# GIVEN INFORMATION

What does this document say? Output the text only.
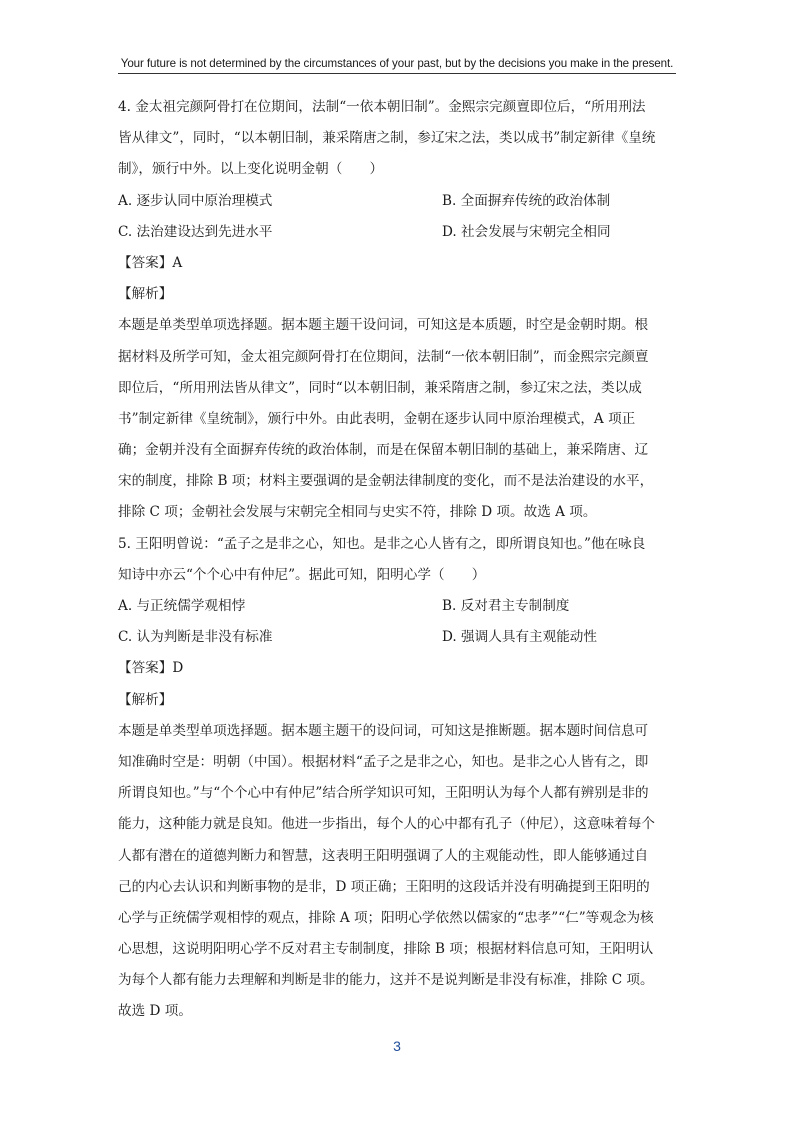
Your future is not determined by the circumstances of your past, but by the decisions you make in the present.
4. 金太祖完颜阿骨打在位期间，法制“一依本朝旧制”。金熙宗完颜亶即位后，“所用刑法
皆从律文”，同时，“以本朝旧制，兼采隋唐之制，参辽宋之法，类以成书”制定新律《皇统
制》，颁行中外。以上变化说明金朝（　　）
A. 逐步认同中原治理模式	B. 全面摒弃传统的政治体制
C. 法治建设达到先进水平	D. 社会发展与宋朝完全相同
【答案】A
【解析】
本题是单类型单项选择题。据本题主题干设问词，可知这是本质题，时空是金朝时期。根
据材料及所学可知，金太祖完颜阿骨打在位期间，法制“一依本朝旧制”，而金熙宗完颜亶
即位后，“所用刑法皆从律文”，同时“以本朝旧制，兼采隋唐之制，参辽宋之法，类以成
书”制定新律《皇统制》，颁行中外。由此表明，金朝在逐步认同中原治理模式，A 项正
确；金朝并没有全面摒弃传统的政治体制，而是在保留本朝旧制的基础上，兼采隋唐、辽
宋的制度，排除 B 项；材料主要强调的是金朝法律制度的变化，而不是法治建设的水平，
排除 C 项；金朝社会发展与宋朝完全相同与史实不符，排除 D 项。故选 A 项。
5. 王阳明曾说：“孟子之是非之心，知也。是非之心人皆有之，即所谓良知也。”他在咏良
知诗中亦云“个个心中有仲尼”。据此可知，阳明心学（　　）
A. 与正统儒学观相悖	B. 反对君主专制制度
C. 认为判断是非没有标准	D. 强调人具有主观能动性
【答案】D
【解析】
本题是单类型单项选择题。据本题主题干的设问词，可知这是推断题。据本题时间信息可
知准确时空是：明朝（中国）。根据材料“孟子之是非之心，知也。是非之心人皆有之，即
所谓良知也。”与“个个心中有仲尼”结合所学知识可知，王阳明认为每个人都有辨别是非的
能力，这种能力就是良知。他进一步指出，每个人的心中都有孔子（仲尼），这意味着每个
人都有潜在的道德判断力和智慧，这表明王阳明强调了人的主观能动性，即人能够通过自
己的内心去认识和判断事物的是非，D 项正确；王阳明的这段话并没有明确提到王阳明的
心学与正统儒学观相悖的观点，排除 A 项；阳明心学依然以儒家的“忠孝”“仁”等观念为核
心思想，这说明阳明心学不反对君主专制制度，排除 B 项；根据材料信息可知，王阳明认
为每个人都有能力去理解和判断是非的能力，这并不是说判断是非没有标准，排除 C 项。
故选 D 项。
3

* * *

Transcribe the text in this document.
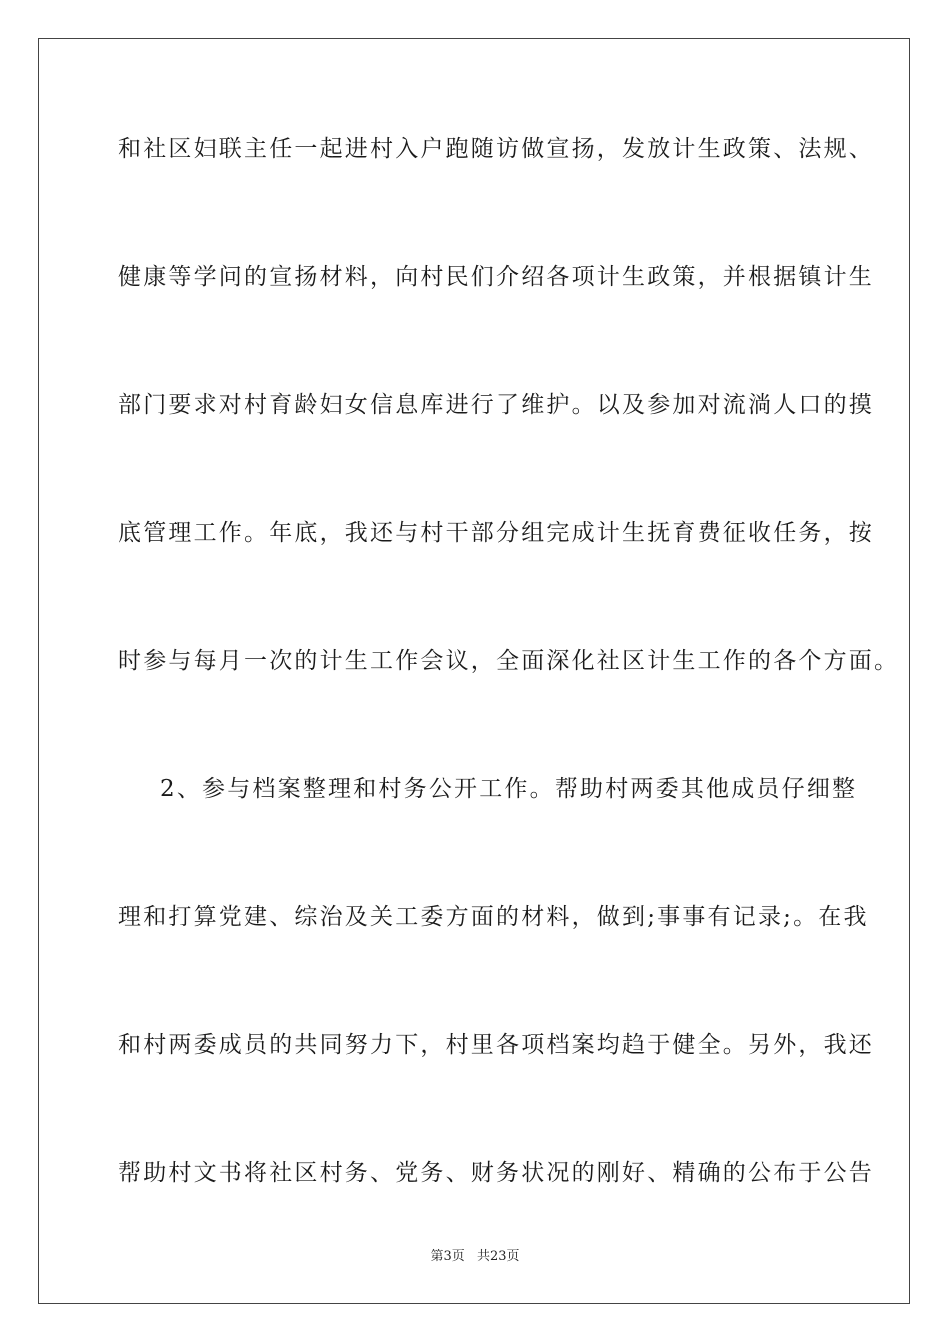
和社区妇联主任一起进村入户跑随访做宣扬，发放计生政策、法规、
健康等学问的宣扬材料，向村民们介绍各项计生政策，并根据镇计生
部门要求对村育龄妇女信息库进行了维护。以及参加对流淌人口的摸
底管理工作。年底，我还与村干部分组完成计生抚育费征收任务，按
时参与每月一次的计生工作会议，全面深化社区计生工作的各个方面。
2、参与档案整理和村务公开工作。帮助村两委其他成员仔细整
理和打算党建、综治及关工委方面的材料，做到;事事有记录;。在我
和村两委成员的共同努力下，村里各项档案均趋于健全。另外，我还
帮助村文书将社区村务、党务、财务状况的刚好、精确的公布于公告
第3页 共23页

# SET EXERCISE
Give back only a number, the number of lines where the string "孟子之是非之心" occurs.

# WRITTEN SOLUTION
2